Work required: Output the material below in its entirety, exactly as given.
== Records shown ==
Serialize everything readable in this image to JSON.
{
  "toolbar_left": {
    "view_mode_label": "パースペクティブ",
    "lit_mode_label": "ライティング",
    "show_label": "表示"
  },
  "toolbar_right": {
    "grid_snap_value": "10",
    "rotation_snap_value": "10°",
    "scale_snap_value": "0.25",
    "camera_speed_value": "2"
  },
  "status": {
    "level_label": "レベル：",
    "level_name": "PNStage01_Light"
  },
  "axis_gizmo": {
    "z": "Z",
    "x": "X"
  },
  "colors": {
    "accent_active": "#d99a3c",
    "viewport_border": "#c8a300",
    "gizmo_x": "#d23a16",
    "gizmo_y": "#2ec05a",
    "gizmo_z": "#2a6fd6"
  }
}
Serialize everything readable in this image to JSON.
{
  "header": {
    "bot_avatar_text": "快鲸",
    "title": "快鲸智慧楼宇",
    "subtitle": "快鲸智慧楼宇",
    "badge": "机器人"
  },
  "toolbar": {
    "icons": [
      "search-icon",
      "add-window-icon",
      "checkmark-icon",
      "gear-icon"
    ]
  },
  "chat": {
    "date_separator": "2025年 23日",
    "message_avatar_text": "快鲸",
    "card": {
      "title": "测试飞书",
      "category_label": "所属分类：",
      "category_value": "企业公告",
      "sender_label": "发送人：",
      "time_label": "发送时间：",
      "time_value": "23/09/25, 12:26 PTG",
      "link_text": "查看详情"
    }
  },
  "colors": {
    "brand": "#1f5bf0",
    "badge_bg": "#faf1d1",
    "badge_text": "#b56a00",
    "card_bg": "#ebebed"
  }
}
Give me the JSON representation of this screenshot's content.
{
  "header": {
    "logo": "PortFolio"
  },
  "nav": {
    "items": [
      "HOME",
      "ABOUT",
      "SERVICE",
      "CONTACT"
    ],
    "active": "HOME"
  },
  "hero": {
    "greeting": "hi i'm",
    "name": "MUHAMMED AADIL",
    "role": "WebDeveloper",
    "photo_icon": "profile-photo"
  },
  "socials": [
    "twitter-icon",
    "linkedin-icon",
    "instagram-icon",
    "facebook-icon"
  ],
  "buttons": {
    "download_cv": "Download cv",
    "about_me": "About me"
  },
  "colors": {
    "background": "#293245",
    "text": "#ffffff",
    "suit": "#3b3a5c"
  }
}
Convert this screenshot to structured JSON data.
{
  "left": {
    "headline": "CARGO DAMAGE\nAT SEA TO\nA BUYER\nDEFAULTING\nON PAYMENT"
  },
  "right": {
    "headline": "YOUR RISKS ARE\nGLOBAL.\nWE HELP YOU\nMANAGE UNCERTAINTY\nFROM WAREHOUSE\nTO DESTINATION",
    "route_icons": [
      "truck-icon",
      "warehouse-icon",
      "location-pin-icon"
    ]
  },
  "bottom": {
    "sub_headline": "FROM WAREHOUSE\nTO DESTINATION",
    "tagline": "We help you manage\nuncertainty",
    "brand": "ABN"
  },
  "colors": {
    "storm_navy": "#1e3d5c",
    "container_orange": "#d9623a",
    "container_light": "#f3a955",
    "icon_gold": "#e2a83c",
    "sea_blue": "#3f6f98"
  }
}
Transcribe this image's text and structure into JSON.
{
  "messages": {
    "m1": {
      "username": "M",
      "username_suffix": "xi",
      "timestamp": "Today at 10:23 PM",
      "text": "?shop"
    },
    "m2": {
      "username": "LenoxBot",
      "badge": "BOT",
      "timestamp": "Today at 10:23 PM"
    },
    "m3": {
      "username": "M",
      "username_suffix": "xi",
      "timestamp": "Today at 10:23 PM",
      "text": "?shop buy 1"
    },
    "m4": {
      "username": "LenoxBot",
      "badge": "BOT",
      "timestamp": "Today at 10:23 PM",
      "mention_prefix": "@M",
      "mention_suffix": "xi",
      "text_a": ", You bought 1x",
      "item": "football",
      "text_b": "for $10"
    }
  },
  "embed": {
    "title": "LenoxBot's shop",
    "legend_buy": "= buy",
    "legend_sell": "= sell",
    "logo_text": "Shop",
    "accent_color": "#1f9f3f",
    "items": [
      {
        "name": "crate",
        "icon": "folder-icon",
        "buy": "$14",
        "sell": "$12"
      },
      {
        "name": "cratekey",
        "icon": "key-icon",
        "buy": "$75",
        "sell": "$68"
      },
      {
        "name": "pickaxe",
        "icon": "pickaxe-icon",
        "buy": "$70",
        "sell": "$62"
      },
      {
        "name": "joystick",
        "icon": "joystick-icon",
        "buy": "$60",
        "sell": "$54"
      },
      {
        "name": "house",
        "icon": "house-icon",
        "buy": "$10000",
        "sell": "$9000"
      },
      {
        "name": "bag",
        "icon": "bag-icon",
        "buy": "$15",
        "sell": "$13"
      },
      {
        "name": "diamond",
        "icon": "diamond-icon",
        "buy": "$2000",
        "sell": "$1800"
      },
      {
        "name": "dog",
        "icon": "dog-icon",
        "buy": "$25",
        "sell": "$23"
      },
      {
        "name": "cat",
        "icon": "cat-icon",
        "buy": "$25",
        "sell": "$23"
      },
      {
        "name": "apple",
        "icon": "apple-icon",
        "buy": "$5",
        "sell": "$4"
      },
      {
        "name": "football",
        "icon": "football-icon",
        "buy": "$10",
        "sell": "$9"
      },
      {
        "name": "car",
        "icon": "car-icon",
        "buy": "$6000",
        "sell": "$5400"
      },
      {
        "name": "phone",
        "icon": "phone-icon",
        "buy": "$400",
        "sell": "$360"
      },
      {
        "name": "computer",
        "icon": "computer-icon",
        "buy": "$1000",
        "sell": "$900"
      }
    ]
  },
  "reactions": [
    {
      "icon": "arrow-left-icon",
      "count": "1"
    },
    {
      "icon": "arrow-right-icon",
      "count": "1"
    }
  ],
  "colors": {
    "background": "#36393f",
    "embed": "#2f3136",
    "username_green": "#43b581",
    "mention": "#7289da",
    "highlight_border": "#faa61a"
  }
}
===
Finished exercise:
Serialize everything readable in this image to JSON.
{
  "toolbar_left": {
    "view_mode_label": "パースペクティブ",
    "lit_mode_label": "ライティング",
    "show_label": "表示"
  },
  "toolbar_right": {
    "grid_snap_value": "10",
    "rotation_snap_value": "10°",
    "scale_snap_value": "0.25",
    "camera_speed_value": "2"
  },
  "status": {
    "level_label": "レベル：",
    "level_name": "PNStage01_Light"
  },
  "axis_gizmo": {
    "z": "Z",
    "x": "X"
  },
  "colors": {
    "accent_active": "#d99a3c",
    "viewport_border": "#c8a300",
    "gizmo_x": "#d23a16",
    "gizmo_y": "#2ec05a",
    "gizmo_z": "#2a6fd6"
  }
}
Serialize everything readable in this image to JSON.
{
  "header": {
    "bot_avatar_text": "快鲸",
    "title": "快鲸智慧楼宇",
    "subtitle": "快鲸智慧楼宇",
    "badge": "机器人"
  },
  "toolbar": {
    "icons": [
      "search-icon",
      "add-window-icon",
      "checkmark-icon",
      "gear-icon"
    ]
  },
  "chat": {
    "date_separator": "2025年 23日",
    "message_avatar_text": "快鲸",
    "card": {
      "title": "测试飞书",
      "category_label": "所属分类：",
      "category_value": "企业公告",
      "sender_label": "发送人：",
      "time_label": "发送时间：",
      "time_value": "23/09/25, 12:26 PTG",
      "link_text": "查看详情"
    }
  },
  "colors": {
    "brand": "#1f5bf0",
    "badge_bg": "#faf1d1",
    "badge_text": "#b56a00",
    "card_bg": "#ebebed"
  }
}
Give me the JSON representation of this screenshot's content.
{
  "header": {
    "logo": "PortFolio"
  },
  "nav": {
    "items": [
      "HOME",
      "ABOUT",
      "SERVICE",
      "CONTACT"
    ],
    "active": "HOME"
  },
  "hero": {
    "greeting": "hi i'm",
    "name": "MUHAMMED AADIL",
    "role": "WebDeveloper",
    "photo_icon": "profile-photo"
  },
  "socials": [
    "twitter-icon",
    "linkedin-icon",
    "instagram-icon",
    "facebook-icon"
  ],
  "buttons": {
    "download_cv": "Download cv",
    "about_me": "About me"
  },
  "colors": {
    "background": "#293245",
    "text": "#ffffff",
    "suit": "#3b3a5c"
  }
}
Convert this screenshot to structured JSON data.
{
  "left": {
    "headline": "CARGO DAMAGE\nAT SEA TO\nA BUYER\nDEFAULTING\nON PAYMENT"
  },
  "right": {
    "headline": "YOUR RISKS ARE\nGLOBAL.\nWE HELP YOU\nMANAGE UNCERTAINTY\nFROM WAREHOUSE\nTO DESTINATION",
    "route_icons": [
      "truck-icon",
      "warehouse-icon",
      "location-pin-icon"
    ]
  },
  "bottom": {
    "sub_headline": "FROM WAREHOUSE\nTO DESTINATION",
    "tagline": "We help you manage\nuncertainty",
    "brand": "ABN"
  },
  "colors": {
    "storm_navy": "#1e3d5c",
    "container_orange": "#d9623a",
    "container_light": "#f3a955",
    "icon_gold": "#e2a83c",
    "sea_blue": "#3f6f98"
  }
}
Transcribe this image's text and structure into JSON.
{
  "messages": {
    "m1": {
      "username": "M",
      "username_suffix": "xi",
      "timestamp": "Today at 10:23 PM",
      "text": "?shop"
    },
    "m2": {
      "username": "LenoxBot",
      "badge": "BOT",
      "timestamp": "Today at 10:23 PM"
    },
    "m3": {
      "username": "M",
      "username_suffix": "xi",
      "timestamp": "Today at 10:23 PM",
      "text": "?shop buy 1"
    },
    "m4": {
      "username": "LenoxBot",
      "badge": "BOT",
      "timestamp": "Today at 10:23 PM",
      "mention_prefix": "@M",
      "mention_suffix": "xi",
      "text_a": ", You bought 1x",
      "item": "football",
      "text_b": "for $10"
    }
  },
  "embed": {
    "title": "LenoxBot's shop",
    "legend_buy": "= buy",
    "legend_sell": "= sell",
    "logo_text": "Shop",
    "accent_color": "#1f9f3f",
    "items": [
      {
        "name": "crate",
        "icon": "folder-icon",
        "buy": "$14",
        "sell": "$12"
      },
      {
        "name": "cratekey",
        "icon": "key-icon",
        "buy": "$75",
        "sell": "$68"
      },
      {
        "name": "pickaxe",
        "icon": "pickaxe-icon",
        "buy": "$70",
        "sell": "$62"
      },
      {
        "name": "joystick",
        "icon": "joystick-icon",
        "buy": "$60",
        "sell": "$54"
      },
      {
        "name": "house",
        "icon": "house-icon",
        "buy": "$10000",
        "sell": "$9000"
      },
      {
        "name": "bag",
        "icon": "bag-icon",
        "buy": "$15",
        "sell": "$13"
      },
      {
        "name": "diamond",
        "icon": "diamond-icon",
        "buy": "$2000",
        "sell": "$1800"
      },
      {
        "name": "dog",
        "icon": "dog-icon",
        "buy": "$25",
        "sell": "$23"
      },
      {
        "name": "cat",
        "icon": "cat-icon",
        "buy": "$25",
        "sell": "$23"
      },
      {
        "name": "apple",
        "icon": "apple-icon",
        "buy": "$5",
        "sell": "$4"
      },
      {
        "name": "football",
        "icon": "football-icon",
        "buy": "$10",
        "sell": "$9"
      },
      {
        "name": "car",
        "icon": "car-icon",
        "buy": "$6000",
        "sell": "$5400"
      },
      {
        "name": "phone",
        "icon": "phone-icon",
        "buy": "$400",
        "sell": "$360"
      },
      {
        "name": "computer",
        "icon": "computer-icon",
        "buy": "$1000",
        "sell": "$900"
      }
    ]
  },
  "reactions": [
    {
      "icon": "arrow-left-icon",
      "count": "1"
    },
    {
      "icon": "arrow-right-icon",
      "count": "1"
    }
  ],
  "colors": {
    "background": "#36393f",
    "embed": "#2f3136",
    "username_green": "#43b581",
    "mention": "#7289da",
    "highlight_border": "#faa61a"
  }
}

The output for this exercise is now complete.